═══ SUPPLIED MATERIAL

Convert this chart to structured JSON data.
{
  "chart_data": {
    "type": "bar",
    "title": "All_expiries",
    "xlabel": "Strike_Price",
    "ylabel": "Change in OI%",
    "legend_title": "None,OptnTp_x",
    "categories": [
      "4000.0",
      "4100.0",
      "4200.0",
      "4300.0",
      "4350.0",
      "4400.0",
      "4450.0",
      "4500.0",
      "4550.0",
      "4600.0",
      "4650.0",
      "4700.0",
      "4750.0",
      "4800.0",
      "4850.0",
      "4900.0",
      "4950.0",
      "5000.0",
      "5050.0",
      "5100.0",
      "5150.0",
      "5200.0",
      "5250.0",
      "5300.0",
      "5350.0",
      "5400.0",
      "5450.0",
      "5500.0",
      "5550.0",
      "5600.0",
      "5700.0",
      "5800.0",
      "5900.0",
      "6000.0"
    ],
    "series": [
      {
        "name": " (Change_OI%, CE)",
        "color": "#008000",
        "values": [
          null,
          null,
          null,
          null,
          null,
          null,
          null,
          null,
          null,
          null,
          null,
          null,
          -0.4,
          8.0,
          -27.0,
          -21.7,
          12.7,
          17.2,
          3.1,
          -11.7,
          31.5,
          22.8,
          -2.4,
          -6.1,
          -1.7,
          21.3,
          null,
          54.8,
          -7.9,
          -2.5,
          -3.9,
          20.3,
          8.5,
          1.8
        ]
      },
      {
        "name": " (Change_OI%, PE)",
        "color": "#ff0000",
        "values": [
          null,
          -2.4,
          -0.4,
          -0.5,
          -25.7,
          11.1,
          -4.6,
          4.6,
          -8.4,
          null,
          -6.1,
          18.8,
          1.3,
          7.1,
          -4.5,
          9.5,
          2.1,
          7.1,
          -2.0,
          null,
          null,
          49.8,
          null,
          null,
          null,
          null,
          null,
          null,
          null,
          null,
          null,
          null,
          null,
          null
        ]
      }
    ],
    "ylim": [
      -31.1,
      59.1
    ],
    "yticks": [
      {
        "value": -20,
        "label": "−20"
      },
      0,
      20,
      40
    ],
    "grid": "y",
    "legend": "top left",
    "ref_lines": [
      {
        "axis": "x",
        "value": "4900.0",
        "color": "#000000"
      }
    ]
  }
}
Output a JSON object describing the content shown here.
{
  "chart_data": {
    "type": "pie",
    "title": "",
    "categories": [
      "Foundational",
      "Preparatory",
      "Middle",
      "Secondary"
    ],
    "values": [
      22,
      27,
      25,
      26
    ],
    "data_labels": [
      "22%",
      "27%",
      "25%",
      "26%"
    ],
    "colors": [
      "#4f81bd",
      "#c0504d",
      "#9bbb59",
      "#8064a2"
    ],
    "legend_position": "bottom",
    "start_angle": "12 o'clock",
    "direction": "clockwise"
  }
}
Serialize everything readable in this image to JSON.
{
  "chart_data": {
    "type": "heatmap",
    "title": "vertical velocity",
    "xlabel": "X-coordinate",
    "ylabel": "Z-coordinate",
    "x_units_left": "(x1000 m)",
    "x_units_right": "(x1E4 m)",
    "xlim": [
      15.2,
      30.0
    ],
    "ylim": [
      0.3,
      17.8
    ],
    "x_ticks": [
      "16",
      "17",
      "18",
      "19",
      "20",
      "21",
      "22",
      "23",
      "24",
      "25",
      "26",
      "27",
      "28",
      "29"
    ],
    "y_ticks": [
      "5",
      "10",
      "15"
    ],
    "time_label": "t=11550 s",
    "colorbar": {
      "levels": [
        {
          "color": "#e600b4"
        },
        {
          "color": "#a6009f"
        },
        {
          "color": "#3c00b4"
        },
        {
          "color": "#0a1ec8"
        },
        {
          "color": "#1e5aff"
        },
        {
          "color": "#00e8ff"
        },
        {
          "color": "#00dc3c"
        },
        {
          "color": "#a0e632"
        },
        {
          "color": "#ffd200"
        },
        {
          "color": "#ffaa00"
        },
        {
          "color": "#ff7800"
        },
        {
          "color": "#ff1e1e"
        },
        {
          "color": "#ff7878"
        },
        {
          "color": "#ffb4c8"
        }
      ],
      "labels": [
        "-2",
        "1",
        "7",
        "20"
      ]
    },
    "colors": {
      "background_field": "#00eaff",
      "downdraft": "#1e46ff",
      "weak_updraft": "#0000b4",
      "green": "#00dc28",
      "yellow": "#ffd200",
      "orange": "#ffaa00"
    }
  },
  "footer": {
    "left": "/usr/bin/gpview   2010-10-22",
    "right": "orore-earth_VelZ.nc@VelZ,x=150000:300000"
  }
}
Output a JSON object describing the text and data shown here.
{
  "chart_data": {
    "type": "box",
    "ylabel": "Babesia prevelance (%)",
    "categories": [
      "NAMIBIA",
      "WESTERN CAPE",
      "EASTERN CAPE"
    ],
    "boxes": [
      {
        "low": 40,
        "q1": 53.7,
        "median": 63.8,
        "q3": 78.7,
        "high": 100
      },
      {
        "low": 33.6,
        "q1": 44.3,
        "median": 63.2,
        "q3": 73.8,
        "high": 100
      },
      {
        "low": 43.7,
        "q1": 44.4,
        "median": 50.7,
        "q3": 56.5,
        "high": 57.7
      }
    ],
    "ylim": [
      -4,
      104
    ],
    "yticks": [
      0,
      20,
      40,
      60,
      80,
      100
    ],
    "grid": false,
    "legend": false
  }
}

══════

Quote each line above in full, word for word.

> _RESULT FOR THIS EXERCISE_
Convert this chart to structured JSON data.
{
  "chart_data": {
    "type": "bar",
    "title": "All_expiries",
    "xlabel": "Strike_Price",
    "ylabel": "Change in OI%",
    "legend_title": "None,OptnTp_x",
    "categories": [
      "4000.0",
      "4100.0",
      "4200.0",
      "4300.0",
      "4350.0",
      "4400.0",
      "4450.0",
      "4500.0",
      "4550.0",
      "4600.0",
      "4650.0",
      "4700.0",
      "4750.0",
      "4800.0",
      "4850.0",
      "4900.0",
      "4950.0",
      "5000.0",
      "5050.0",
      "5100.0",
      "5150.0",
      "5200.0",
      "5250.0",
      "5300.0",
      "5350.0",
      "5400.0",
      "5450.0",
      "5500.0",
      "5550.0",
      "5600.0",
      "5700.0",
      "5800.0",
      "5900.0",
      "6000.0"
    ],
    "series": [
      {
        "name": " (Change_OI%, CE)",
        "color": "#008000",
        "values": [
          null,
          null,
          null,
          null,
          null,
          null,
          null,
          null,
          null,
          null,
          null,
          null,
          -0.4,
          8.0,
          -27.0,
          -21.7,
          12.7,
          17.2,
          3.1,
          -11.7,
          31.5,
          22.8,
          -2.4,
          -6.1,
          -1.7,
          21.3,
          null,
          54.8,
          -7.9,
          -2.5,
          -3.9,
          20.3,
          8.5,
          1.8
        ]
      },
      {
        "name": " (Change_OI%, PE)",
        "color": "#ff0000",
        "values": [
          null,
          -2.4,
          -0.4,
          -0.5,
          -25.7,
          11.1,
          -4.6,
          4.6,
          -8.4,
          null,
          -6.1,
          18.8,
          1.3,
          7.1,
          -4.5,
          9.5,
          2.1,
          7.1,
          -2.0,
          null,
          null,
          49.8,
          null,
          null,
          null,
          null,
          null,
          null,
          null,
          null,
          null,
          null,
          null,
          null
        ]
      }
    ],
    "ylim": [
      -31.1,
      59.1
    ],
    "yticks": [
      {
        "value": -20,
        "label": "−20"
      },
      0,
      20,
      40
    ],
    "grid": "y",
    "legend": "top left",
    "ref_lines": [
      {
        "axis": "x",
        "value": "4900.0",
        "color": "#000000"
      }
    ]
  }
}
Output a JSON object describing the content shown here.
{
  "chart_data": {
    "type": "pie",
    "title": "",
    "categories": [
      "Foundational",
      "Preparatory",
      "Middle",
      "Secondary"
    ],
    "values": [
      22,
      27,
      25,
      26
    ],
    "data_labels": [
      "22%",
      "27%",
      "25%",
      "26%"
    ],
    "colors": [
      "#4f81bd",
      "#c0504d",
      "#9bbb59",
      "#8064a2"
    ],
    "legend_position": "bottom",
    "start_angle": "12 o'clock",
    "direction": "clockwise"
  }
}
Serialize everything readable in this image to JSON.
{
  "chart_data": {
    "type": "heatmap",
    "title": "vertical velocity",
    "xlabel": "X-coordinate",
    "ylabel": "Z-coordinate",
    "x_units_left": "(x1000 m)",
    "x_units_right": "(x1E4 m)",
    "xlim": [
      15.2,
      30.0
    ],
    "ylim": [
      0.3,
      17.8
    ],
    "x_ticks": [
      "16",
      "17",
      "18",
      "19",
      "20",
      "21",
      "22",
      "23",
      "24",
      "25",
      "26",
      "27",
      "28",
      "29"
    ],
    "y_ticks": [
      "5",
      "10",
      "15"
    ],
    "time_label": "t=11550 s",
    "colorbar": {
      "levels": [
        {
          "color": "#e600b4"
        },
        {
          "color": "#a6009f"
        },
        {
          "color": "#3c00b4"
        },
        {
          "color": "#0a1ec8"
        },
        {
          "color": "#1e5aff"
        },
        {
          "color": "#00e8ff"
        },
        {
          "color": "#00dc3c"
        },
        {
          "color": "#a0e632"
        },
        {
          "color": "#ffd200"
        },
        {
          "color": "#ffaa00"
        },
        {
          "color": "#ff7800"
        },
        {
          "color": "#ff1e1e"
        },
        {
          "color": "#ff7878"
        },
        {
          "color": "#ffb4c8"
        }
      ],
      "labels": [
        "-2",
        "1",
        "7",
        "20"
      ]
    },
    "colors": {
      "background_field": "#00eaff",
      "downdraft": "#1e46ff",
      "weak_updraft": "#0000b4",
      "green": "#00dc28",
      "yellow": "#ffd200",
      "orange": "#ffaa00"
    }
  },
  "footer": {
    "left": "/usr/bin/gpview   2010-10-22",
    "right": "orore-earth_VelZ.nc@VelZ,x=150000:300000"
  }
}
Output a JSON object describing the text and data shown here.
{
  "chart_data": {
    "type": "box",
    "ylabel": "Babesia prevelance (%)",
    "categories": [
      "NAMIBIA",
      "WESTERN CAPE",
      "EASTERN CAPE"
    ],
    "boxes": [
      {
        "low": 40,
        "q1": 53.7,
        "median": 63.8,
        "q3": 78.7,
        "high": 100
      },
      {
        "low": 33.6,
        "q1": 44.3,
        "median": 63.2,
        "q3": 73.8,
        "high": 100
      },
      {
        "low": 43.7,
        "q1": 44.4,
        "median": 50.7,
        "q3": 56.5,
        "high": 57.7
      }
    ],
    "ylim": [
      -4,
      104
    ],
    "yticks": [
      0,
      20,
      40,
      60,
      80,
      100
    ],
    "grid": false,
    "legend": false
  }
}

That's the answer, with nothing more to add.